◆ **Texte fourni**:
···

15 Le centre de courrier de l’agglomération de Vancouver est l’un des trois centres de courrier que compte l’ASFC au Canada. L’ASFC reçoit le courriel de la Société canadienne des postes et l’examine avant de l’envoyer. Les ASF disposent de divers systèmes, outils et dispositifs pour procéder à l’inspection primaire d’environ 10 millions de pièces de correspondance annuellement. En 2008, les ASF ont procédé à 1 952 saisies d’une valeur évaluée à 5,6 M$. Il s’agissait notamment de narcotiques, de pornographie juvénile, d’armes, de matériel d’activation des explosions, de cartes de crédit contrefaites, de Gamma-Butyrolactone, de drogues illicites.

16 Les ASF des quatre autres bureaux du District de l’agglomération de Vancouver effectuent des inspections et des examens à divers endroits tels que le port de Vancouver, le port de Prince Rupert, les trains Amtrak, les paquebots de croisière, les entrepôts et les lieux où sont conservés les conteneurs. Ils procèdent à l’examen des personnes, telles que les membres d’équipage, et des marchandises entrant au Canada par mer et par rail. Les ASF affectés aux opérations des entrepôts et portuaires traitent annuellement l’équivalent de 1 million de conteneurs de 20 pieds. Au cours de la saison de 2009, les agents affectés aux opérations de paquebots de croisière ont examiné 418 000 passagers et 188 000 membres d’équipage. Tous les ans, ils saisissent ou bloquent l’entrée de marchandises illicites ou refusent l’entrée à des personnes qui ne devraient pas entrer au Canada.

···

◆ **Exercices**:
1. Citez le texte fourni en commençant par « 15 Le centre » et en poursuivant jusqu'à « de drogues illicites. ».
2. D'après le texte fourni, combien de passagers les agents affectés aux paquebots de croisière ont-ils examinés au cours de la saison de 2009 ?

···

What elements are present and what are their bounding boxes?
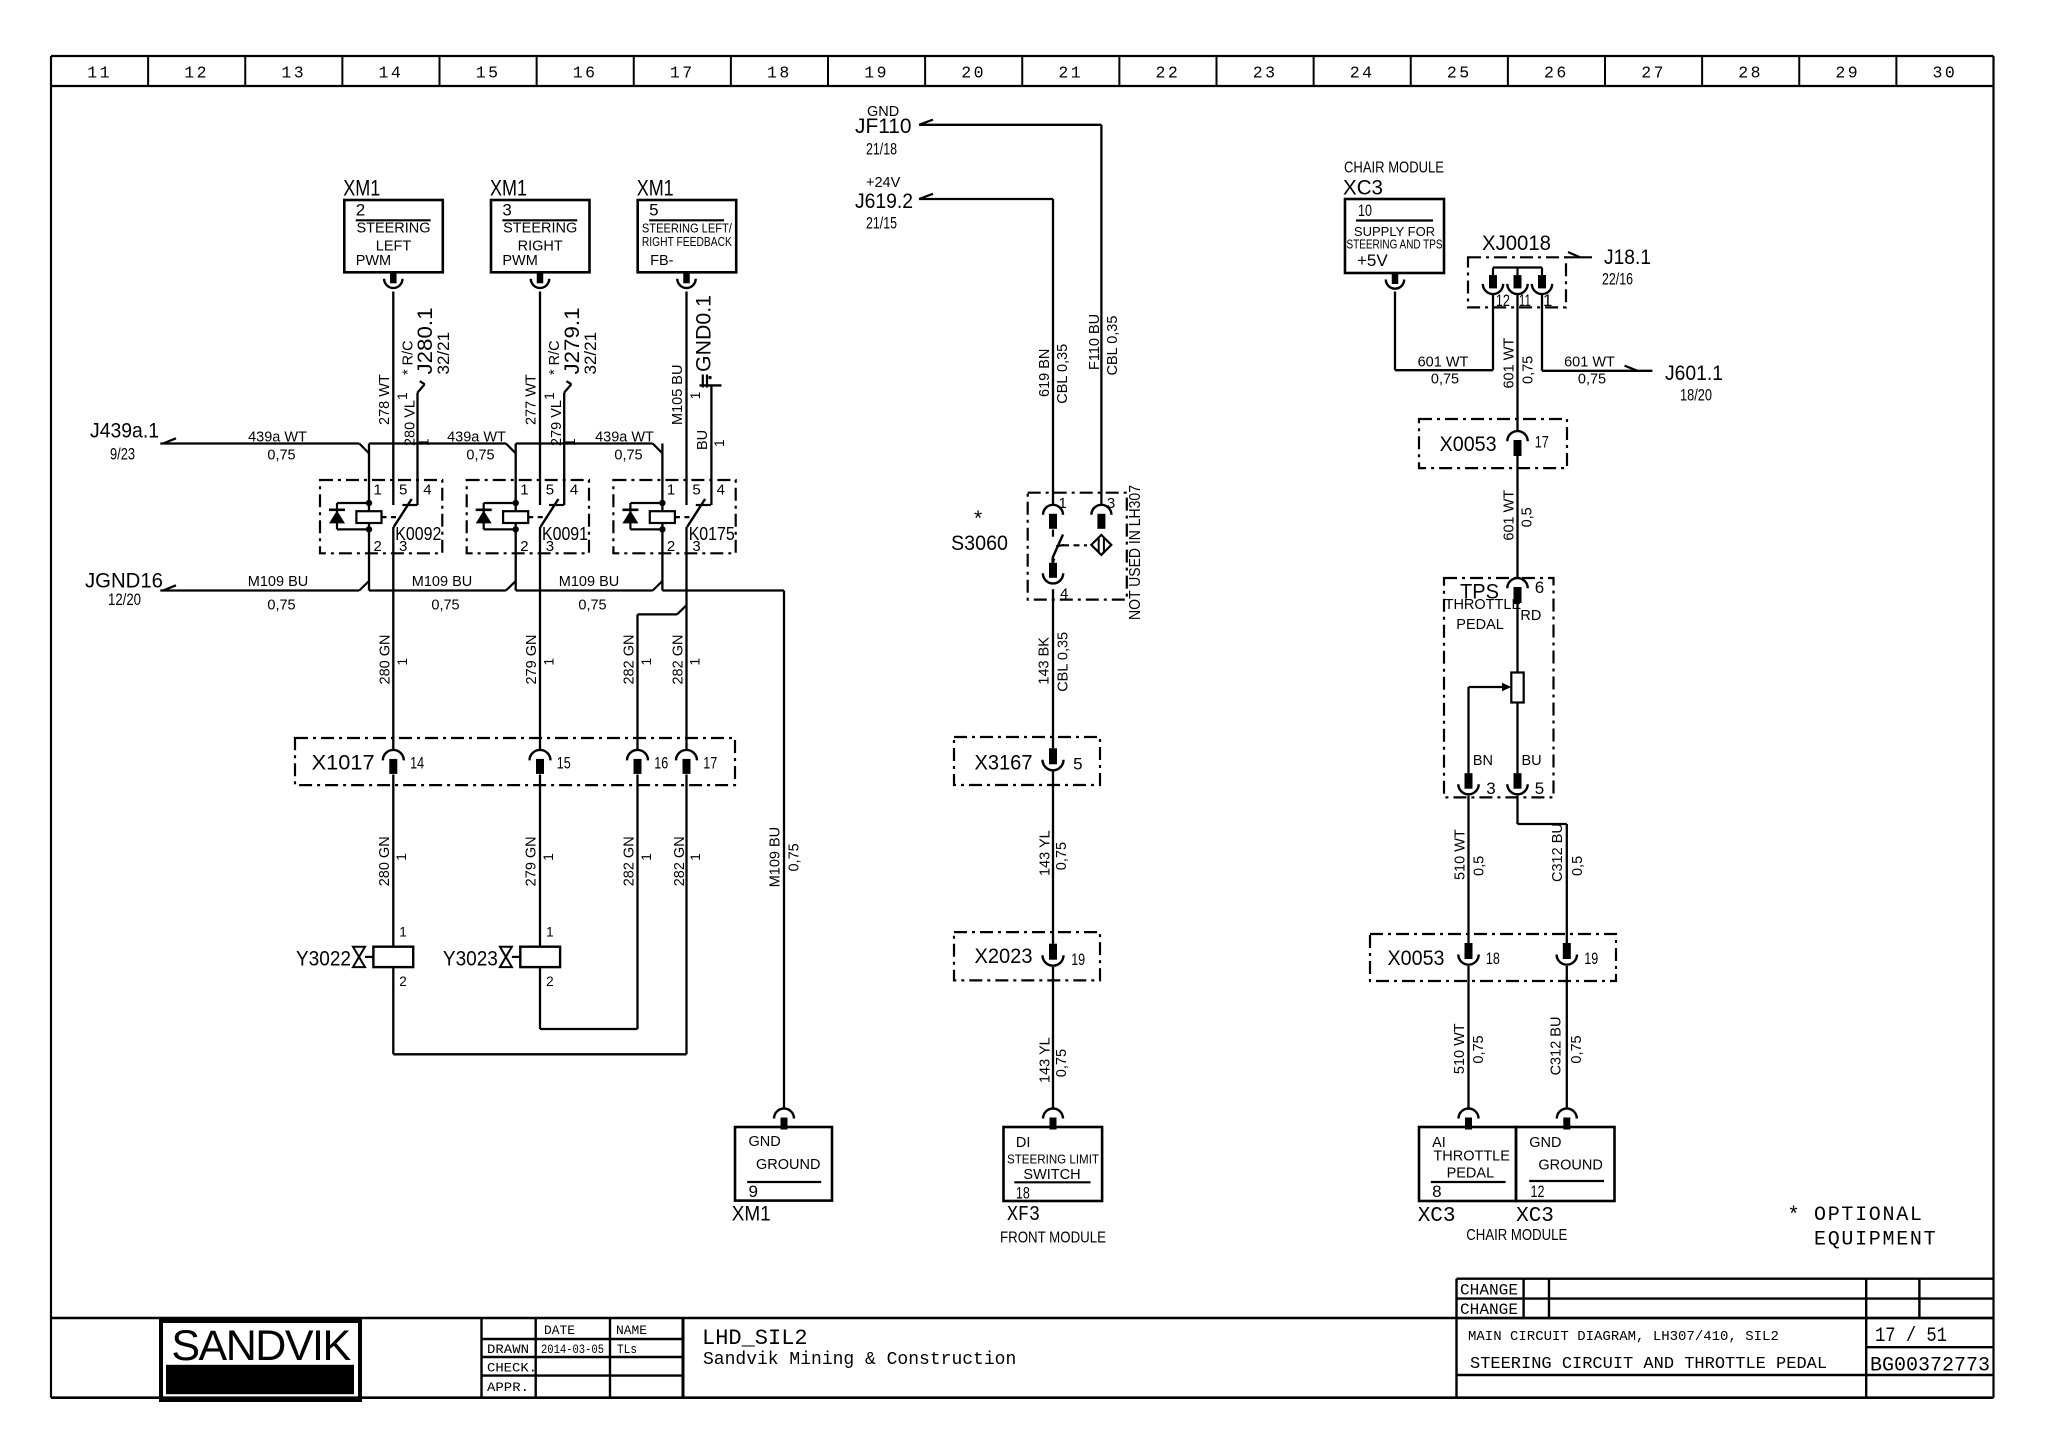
- svg-text:CHAIR MODULE: CHAIR MODULE: [1344, 160, 1444, 177]
- svg-text:280 GN: 280 GN: [377, 836, 393, 886]
- relay designator K0092: [395, 524, 441, 544]
- svg-text:22: 22: [1155, 64, 1180, 83]
- svg-text:STEERING AND TPS: STEERING AND TPS: [1347, 238, 1443, 252]
- relay K0175 pin 1 wire from 439a bus: [653, 444, 663, 512]
- switch S3060 contact blade: [1053, 530, 1065, 563]
- svg-text:M109 BU: M109 BU: [768, 827, 784, 887]
- svg-text:GROUND: GROUND: [756, 1157, 820, 1173]
- relay designator K0175: [689, 524, 735, 544]
- svg-text:8: 8: [1432, 1182, 1441, 1201]
- relay K0175 coil: [650, 500, 675, 554]
- svg-text:CBL 0,35: CBL 0,35: [1055, 632, 1071, 692]
- wire 601 WT (X0053.17 to TPS.6): [1501, 456, 1535, 578]
- connector X2023 (dash-dot box): [954, 932, 1100, 980]
- svg-text:510 WT: 510 WT: [1452, 1023, 1468, 1074]
- svg-text:439a WT: 439a WT: [595, 429, 654, 445]
- svg-text:THROTTLE: THROTTLE: [1433, 1149, 1510, 1165]
- relay K0092 enclosure (dash-dot box): [320, 480, 442, 553]
- wire M105 BU (XM1.5 to K0175.5): [670, 292, 703, 506]
- svg-text:NAME: NAME: [616, 1323, 647, 1338]
- svg-text:Y3022: Y3022: [296, 948, 351, 971]
- svg-text:1: 1: [1059, 495, 1067, 512]
- module XC3 box (10 SUPPLY FOR STEERING AND TPS +5V): [1343, 177, 1444, 274]
- wire 282 GN (X1017.16 down): [622, 775, 654, 1030]
- svg-text:5: 5: [399, 482, 407, 499]
- svg-text:17: 17: [670, 64, 695, 83]
- svg-text:XM1: XM1: [490, 176, 527, 201]
- socket pin at XC3 throttle input: [1459, 1109, 1479, 1130]
- svg-text:DI: DI: [1016, 1135, 1031, 1151]
- svg-text:4: 4: [423, 482, 431, 499]
- svg-text:0,75: 0,75: [1054, 1049, 1070, 1077]
- label 439a WT 0,75 segment 2: [447, 429, 506, 463]
- connector X1017 pin 17: [676, 750, 717, 774]
- svg-text:NOT USED IN LH307: NOT USED IN LH307: [1127, 485, 1144, 620]
- wire M109 BU bus with arrow: [160, 585, 784, 590]
- svg-text:17: 17: [1535, 433, 1549, 452]
- svg-text:1: 1: [395, 658, 410, 666]
- svg-text:M105 BU: M105 BU: [670, 365, 686, 425]
- svg-text:0,5: 0,5: [1520, 507, 1536, 527]
- svg-text:GND0.1: GND0.1: [693, 295, 716, 372]
- svg-text:K0091: K0091: [542, 524, 588, 544]
- connector X1017 pin 14: [383, 750, 424, 774]
- svg-text:1: 1: [374, 482, 382, 499]
- net label J439a.1: [90, 420, 159, 464]
- connector X1017 pin 16: [627, 750, 668, 774]
- label M109 BU 0,75 segment 2: [412, 574, 472, 614]
- svg-text:5: 5: [1535, 779, 1544, 798]
- svg-text:12: 12: [184, 64, 209, 83]
- svg-text:CBL 0,35: CBL 0,35: [1055, 344, 1071, 404]
- label M109 BU 0,75 segment 3: [559, 574, 619, 614]
- vertical note NOT USED IN LH307: [1127, 485, 1144, 620]
- module designator XF3: [1007, 1204, 1040, 1227]
- svg-text:FRONT MODULE: FRONT MODULE: [1000, 1230, 1106, 1247]
- svg-text:APPR.: APPR.: [487, 1380, 529, 1395]
- module XM1 ground box (GND GROUND 9): [732, 1127, 832, 1226]
- svg-text:17: 17: [703, 754, 717, 773]
- svg-text:RIGHT: RIGHT: [518, 238, 563, 254]
- svg-text:SANDVIK: SANDVIK: [171, 1322, 351, 1370]
- relay K0092 contact blade and pin 4 stub: [394, 499, 418, 527]
- svg-text:MAIN CIRCUIT DIAGRAM, LH307/41: MAIN CIRCUIT DIAGRAM, LH307/410, SIL2: [1468, 1329, 1779, 1345]
- svg-text:M109 BU: M109 BU: [412, 574, 472, 590]
- svg-text:+5V: +5V: [1357, 251, 1388, 270]
- svg-text:619 BN: 619 BN: [1037, 349, 1053, 397]
- wire 282 GN (K0175.3 to X1017.17): [671, 527, 703, 750]
- svg-text:1: 1: [639, 658, 654, 666]
- label * S3060: [951, 507, 1008, 555]
- svg-text:1: 1: [542, 658, 557, 666]
- svg-text:*: *: [1787, 1205, 1800, 1228]
- reference arrow J280.1 (wire 280 VL to relay pin 4): [400, 308, 453, 506]
- module XM1 pin 3 box (STEERING RIGHT): [490, 176, 590, 273]
- svg-text:13: 13: [281, 64, 306, 83]
- svg-text:282 GN: 282 GN: [672, 836, 688, 886]
- svg-text:F110 BU: F110 BU: [1087, 314, 1103, 370]
- svg-text:1: 1: [541, 853, 556, 861]
- wire 601 WT (XJ0018.11 to X0053.17): [1502, 294, 1537, 432]
- connector XJ0018 pin 12: [1483, 275, 1510, 310]
- net label J619.2 (+24V): [855, 175, 913, 233]
- svg-text:18: 18: [1486, 949, 1500, 968]
- wire Y3022.2 return to X1017.17 (282 GN): [393, 967, 686, 1054]
- switch S3060 pin 3: [1091, 495, 1115, 529]
- ruler column numbers 11-30: [87, 56, 1957, 86]
- label FRONT MODULE: [1000, 1230, 1106, 1247]
- svg-text:GND: GND: [749, 1134, 781, 1150]
- wire 601 WT (XJ0018.1 to J601.1) with arrow: [1542, 294, 1652, 388]
- svg-text:0,75: 0,75: [786, 843, 802, 871]
- svg-text:2: 2: [520, 538, 528, 555]
- svg-text:XJ0018: XJ0018: [1482, 232, 1551, 255]
- wire BU (GND0.1 to K0175.4): [695, 385, 727, 505]
- solenoid valve Y3023: [443, 925, 560, 990]
- connector X0053 pin 18: [1458, 943, 1500, 968]
- svg-text:25: 25: [1447, 64, 1472, 83]
- svg-text:1: 1: [399, 925, 407, 940]
- svg-text:2: 2: [546, 974, 554, 989]
- svg-text:10: 10: [1358, 201, 1372, 220]
- svg-text:1: 1: [687, 658, 702, 666]
- svg-text:DRAWN: DRAWN: [487, 1342, 529, 1357]
- svg-text:1: 1: [546, 925, 554, 940]
- svg-text:OPTIONAL: OPTIONAL: [1814, 1204, 1924, 1227]
- svg-text:280 GN: 280 GN: [378, 635, 394, 685]
- svg-text:PEDAL: PEDAL: [1456, 617, 1504, 633]
- svg-text:26: 26: [1544, 64, 1569, 83]
- wire 282 GN branch (K0175.3 to X1017.16): [622, 605, 687, 750]
- svg-text:15: 15: [557, 754, 571, 773]
- label 439a WT 0,75 segment 1: [248, 429, 307, 463]
- drawn/check table: [482, 1318, 684, 1398]
- relay K0092 pin numbers: [374, 482, 432, 556]
- svg-text:STEERING: STEERING: [356, 221, 430, 237]
- svg-text:143 YL: 143 YL: [1037, 1037, 1053, 1083]
- svg-text:601 WT: 601 WT: [1502, 338, 1518, 389]
- svg-text:9: 9: [749, 1182, 758, 1201]
- label M109 BU 0,75 segment 1: [248, 574, 308, 614]
- relay K0091 contact blade and pin 4 stub: [540, 499, 564, 527]
- solenoid valve Y3022: [296, 925, 413, 990]
- connector X3167 pin 5: [1043, 748, 1083, 773]
- net label JGND16: [85, 570, 163, 610]
- switch S3060 actuator link dashes: [1063, 544, 1087, 546]
- svg-text:1: 1: [688, 853, 703, 861]
- labels BN BU inside TPS: [1473, 753, 1542, 769]
- svg-text:K0175: K0175: [689, 524, 735, 544]
- svg-text:19: 19: [1071, 950, 1085, 969]
- svg-text:CHANGE: CHANGE: [1460, 1301, 1518, 1319]
- svg-text:CHANGE: CHANGE: [1460, 1282, 1518, 1300]
- relay K0175 pin numbers: [667, 482, 725, 556]
- svg-text:11: 11: [1519, 291, 1531, 310]
- svg-text:439a WT: 439a WT: [248, 429, 307, 445]
- svg-text:1: 1: [712, 439, 727, 447]
- svg-text:601 WT: 601 WT: [1564, 354, 1615, 370]
- svg-text:279 GN: 279 GN: [524, 836, 540, 886]
- switch S3060 pin 1: [1043, 495, 1067, 529]
- svg-text:J18.1: J18.1: [1604, 246, 1651, 269]
- svg-text:JF110: JF110: [855, 115, 912, 138]
- svg-text:0,5: 0,5: [1570, 856, 1586, 876]
- svg-text:16: 16: [573, 64, 598, 83]
- svg-text:Sandvik Mining & Construction: Sandvik Mining & Construction: [703, 1350, 1016, 1370]
- label 439a WT 0,75 segment 3: [595, 429, 654, 463]
- svg-text:17 / 51: 17 / 51: [1875, 1325, 1947, 1348]
- svg-text:1: 1: [667, 482, 675, 499]
- svg-text:XM1: XM1: [343, 176, 380, 201]
- connector X3167 (dash-dot box): [954, 737, 1100, 785]
- socket pin at XF3 module: [1043, 1109, 1063, 1130]
- svg-text:29: 29: [1835, 64, 1860, 83]
- wire 277 WT (XM1.3 to K0091.5): [524, 292, 557, 506]
- relay K0092 pin 1 wire from 439a bus: [359, 444, 369, 512]
- svg-text:STEERING LIMIT: STEERING LIMIT: [1007, 1152, 1099, 1167]
- svg-text:CHAIR MODULE: CHAIR MODULE: [1466, 1227, 1567, 1244]
- relay designator K0091: [542, 524, 588, 544]
- svg-text:11: 11: [87, 64, 112, 83]
- connector X0053 pin 19: [1557, 943, 1599, 968]
- svg-text:3: 3: [1107, 495, 1115, 512]
- svg-text:14: 14: [410, 754, 424, 773]
- svg-text:1: 1: [417, 438, 432, 446]
- svg-text:18: 18: [1016, 1184, 1030, 1203]
- module XC3 box (GND GROUND 12): [1516, 1127, 1615, 1201]
- connector pin under XC3 supply box: [1386, 273, 1404, 289]
- wire 279 GN (K0091.3 to X1017.15): [524, 527, 556, 750]
- svg-text:GND: GND: [1529, 1135, 1561, 1151]
- svg-text:282 GN: 282 GN: [622, 635, 638, 685]
- wire 510 WT (X0053.18 to XC3.8): [1452, 966, 1487, 1109]
- connector X1017 pin 15: [530, 750, 571, 774]
- labels THROTTLE PEDAL RD: [1445, 597, 1542, 633]
- svg-text:1: 1: [394, 853, 409, 861]
- svg-text:STEERING: STEERING: [503, 221, 577, 237]
- svg-text:5: 5: [1073, 755, 1082, 774]
- svg-text:19: 19: [1584, 949, 1598, 968]
- socket pin at XC3 ground: [1557, 1109, 1577, 1130]
- svg-text:143 YL: 143 YL: [1037, 830, 1053, 876]
- switch S3060 enclosure (dash-dot box): [1028, 493, 1127, 600]
- svg-text:CBL 0,35: CBL 0,35: [1105, 316, 1121, 376]
- svg-text:XM1: XM1: [637, 176, 674, 201]
- svg-text:19: 19: [864, 64, 889, 83]
- note * OPTIONAL EQUIPMENT: [1787, 1204, 1937, 1252]
- svg-text:12: 12: [1496, 291, 1510, 310]
- svg-text:2014-03-05: 2014-03-05: [541, 1342, 604, 1357]
- connector X0053 lower (dash-dot box): [1370, 934, 1616, 981]
- potentiometer track TPS: [1511, 603, 1523, 773]
- module XF3 box (DI STEERING LIMIT SWITCH 18): [1004, 1127, 1103, 1203]
- svg-text:+24V: +24V: [866, 175, 901, 191]
- wire 439a WT bus with arrow: [160, 438, 652, 443]
- connector XJ0018 (dash-dot box): [1468, 232, 1566, 307]
- svg-text:S3060: S3060: [951, 532, 1008, 555]
- svg-text:GROUND: GROUND: [1538, 1158, 1602, 1174]
- switch S3060 pin 4: [1043, 559, 1069, 603]
- svg-text:510 WT: 510 WT: [1452, 829, 1468, 880]
- relay K0092 mechanical link dashes: [382, 516, 402, 518]
- svg-text:4: 4: [717, 482, 725, 499]
- svg-text:0,75: 0,75: [1054, 842, 1070, 870]
- connector pin symbol under XM1 3: [531, 272, 549, 288]
- svg-text:282 GN: 282 GN: [622, 836, 638, 886]
- svg-text:EQUIPMENT: EQUIPMENT: [1814, 1229, 1937, 1252]
- wire Y3023.2 return to X1017.16 (282 GN): [540, 967, 638, 1029]
- connector X1017 (dash-dot box): [295, 738, 735, 785]
- svg-text:1: 1: [542, 392, 557, 400]
- relay K0091 pin 2 wire to M109 bus: [506, 553, 516, 590]
- svg-text:15: 15: [476, 64, 501, 83]
- svg-text:XM1: XM1: [732, 1203, 771, 1226]
- svg-text:STEERING CIRCUIT AND THROTTLE: STEERING CIRCUIT AND THROTTLE PEDAL: [1470, 1355, 1827, 1374]
- sensor TPS pin 5: [1507, 773, 1544, 798]
- svg-text:0,75: 0,75: [1431, 371, 1459, 387]
- relay K0175 contact blade and pin 4 stub: [687, 499, 711, 527]
- connector XJ0018 pin 11: [1507, 275, 1531, 310]
- reference arrow J279.1 (wire 279 VL to relay pin 4): [547, 308, 600, 506]
- svg-text:1: 1: [688, 392, 703, 400]
- svg-text:22/16: 22/16: [1602, 270, 1633, 289]
- wire 601 WT (XC3 to XJ0018.12): [1395, 292, 1493, 388]
- svg-text:XF3: XF3: [1007, 1204, 1040, 1227]
- svg-text:2: 2: [399, 974, 407, 989]
- svg-text:0,75: 0,75: [267, 598, 295, 614]
- svg-text:32/21: 32/21: [434, 332, 453, 375]
- svg-text:32/21: 32/21: [581, 332, 600, 375]
- label CHAIR MODULE (bottom): [1466, 1227, 1567, 1244]
- svg-text:Y3023: Y3023: [443, 948, 498, 971]
- svg-text:RD: RD: [1520, 608, 1541, 624]
- svg-text:5: 5: [546, 482, 554, 499]
- svg-text:601 WT: 601 WT: [1501, 490, 1517, 541]
- svg-text:1: 1: [639, 853, 654, 861]
- svg-text:18: 18: [767, 64, 792, 83]
- svg-text:0,75: 0,75: [1578, 371, 1606, 387]
- svg-text:TLs: TLs: [617, 1342, 637, 1357]
- svg-text:3: 3: [502, 201, 511, 220]
- svg-text:PWM: PWM: [502, 253, 537, 269]
- svg-text:X0053: X0053: [1388, 947, 1445, 970]
- wire 143 YL (X3167.5 to X2023.19): [1037, 772, 1070, 944]
- module XC3 box (AI THROTTLE PEDAL 8): [1419, 1127, 1516, 1201]
- svg-text:0,75: 0,75: [1569, 1035, 1585, 1063]
- relay K0175 mechanical link dashes: [675, 516, 695, 518]
- sensor TPS pin 6: [1507, 578, 1544, 603]
- svg-text:1: 1: [395, 392, 410, 400]
- module designators XC3 XC3: [1418, 1205, 1554, 1228]
- svg-text:30: 30: [1932, 64, 1957, 83]
- wire C312 BU (X0053.19 to XC3.12): [1548, 966, 1585, 1109]
- svg-text:LEFT: LEFT: [376, 238, 412, 254]
- svg-text:23: 23: [1253, 64, 1278, 83]
- wire 510 WT (TPS.3 to X0053.18): [1452, 796, 1487, 943]
- svg-text:0,75: 0,75: [431, 598, 459, 614]
- svg-text:PEDAL: PEDAL: [1447, 1166, 1495, 1182]
- module XM1 pin 5 box (STEERING LEFT/ RIGHT FEEDBACK): [637, 176, 737, 273]
- svg-text:X3167: X3167: [975, 752, 1033, 775]
- svg-text:BU: BU: [695, 430, 711, 450]
- relay K0092 coil: [356, 500, 381, 554]
- svg-text:X2023: X2023: [975, 945, 1033, 968]
- label CHAIR MODULE (top): [1344, 160, 1444, 177]
- wire 280 GN (K0092.3 to X1017.14): [378, 527, 410, 750]
- svg-text:278 WT: 278 WT: [377, 374, 393, 425]
- svg-text:28: 28: [1738, 64, 1763, 83]
- relay K0091 pin numbers: [520, 482, 578, 556]
- wire 282 GN (X1017.17 down): [672, 775, 703, 1055]
- relay K0091 coil: [503, 500, 528, 554]
- svg-text:0,75: 0,75: [1471, 1035, 1487, 1063]
- sensor TPS THROTTLE PEDAL enclosure (dash-dot box): [1444, 578, 1554, 797]
- wire 619 BN from J619.2: [919, 194, 1071, 505]
- title text LHD_SIL2 / Sandvik Mining & Construction: [702, 1326, 1016, 1370]
- svg-text:14: 14: [378, 64, 403, 83]
- svg-text:BG00372773: BG00372773: [1870, 1355, 1990, 1378]
- svg-text:16: 16: [654, 754, 668, 773]
- svg-text:C312 BU: C312 BU: [1550, 823, 1566, 882]
- svg-text:M109 BU: M109 BU: [559, 574, 619, 590]
- svg-text:J439a.1: J439a.1: [90, 420, 159, 443]
- svg-text:2: 2: [667, 538, 675, 555]
- svg-text:FB-: FB-: [650, 253, 674, 269]
- svg-text:21/18: 21/18: [866, 140, 897, 159]
- sensor TPS pin 3: [1458, 773, 1495, 798]
- svg-text:XC3: XC3: [1516, 1205, 1554, 1228]
- wire 279 GN (X1017.15 to Y3023.1): [524, 775, 556, 947]
- svg-text:12/20: 12/20: [108, 590, 141, 609]
- svg-text:143 BK: 143 BK: [1037, 637, 1053, 685]
- svg-text:4: 4: [1060, 586, 1068, 603]
- svg-text:282 GN: 282 GN: [671, 635, 687, 685]
- relay K0092 pin 2 wire to M109 bus: [359, 553, 369, 590]
- relay K0091 mechanical link dashes: [528, 516, 548, 518]
- svg-text:K0092: K0092: [395, 524, 441, 544]
- svg-text:0,75: 0,75: [466, 448, 494, 464]
- svg-text:THROTTLE: THROTTLE: [1445, 597, 1522, 613]
- svg-text:LHD_SIL2: LHD_SIL2: [702, 1326, 808, 1351]
- potentiometer wiper arrow: [1469, 683, 1512, 773]
- connector XJ0018 pin 1: [1532, 275, 1553, 310]
- wire 278 WT (XM1.2 to K0092.5): [377, 292, 410, 506]
- svg-text:439a WT: 439a WT: [447, 429, 506, 445]
- svg-text:601 WT: 601 WT: [1418, 354, 1469, 370]
- svg-text:5: 5: [692, 482, 700, 499]
- svg-text:CHECK.: CHECK.: [487, 1361, 537, 1376]
- title block frame: [51, 1318, 1994, 1398]
- svg-text:0,75: 0,75: [614, 448, 642, 464]
- relay K0175 suppressor diode: [622, 503, 662, 529]
- relay K0175 pin 2 wire to M109 bus: [653, 553, 663, 590]
- wire M109 BU (bus to XM1 ground): [768, 591, 803, 1109]
- relay K0091 suppressor diode: [476, 503, 516, 529]
- svg-text:BN: BN: [1473, 753, 1493, 769]
- net label JF110 (GND): [855, 104, 912, 159]
- svg-text:9/23: 9/23: [110, 445, 135, 464]
- svg-text:21/15: 21/15: [866, 214, 897, 233]
- net reference GND0.1 symbol: [693, 295, 722, 388]
- relay K0091 enclosure (dash-dot box): [467, 480, 589, 553]
- connector pin symbol under XM1 2: [384, 272, 402, 288]
- svg-text:J601.1: J601.1: [1665, 362, 1723, 385]
- svg-text:*: *: [974, 507, 982, 530]
- svg-text:XC3: XC3: [1418, 1205, 1456, 1228]
- svg-text:BU: BU: [1522, 753, 1542, 769]
- relay K0175 enclosure (dash-dot box): [613, 480, 735, 553]
- wire 143 BK (S3060.4 to X3167.5): [1037, 589, 1072, 748]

···

◆ **Réponses**:
1.
15 Le centre de courrier de l’agglomération de Vancouver est l’un des trois centres de courrier que compte l’ASFC au Canada. L’ASFC reçoit le courriel de la Société canadienne des postes et l’examine avant de l’envoyer. Les ASF disposent de divers systèmes, outils et dispositifs pour procéder à l’inspection primaire d’environ 10 millions de pièces de correspondance annuellement. En 2008, les ASF ont procédé à 1 952 saisies d’une valeur évaluée à 5,6 M$. Il s’agissait notamment de narcotiques, de pornographie juvénile, d’armes, de matériel d’activation des explosions, de cartes de crédit contrefaites, de Gamma-Butyrolactone, de drogues illicites.

2. 418 000 passagers.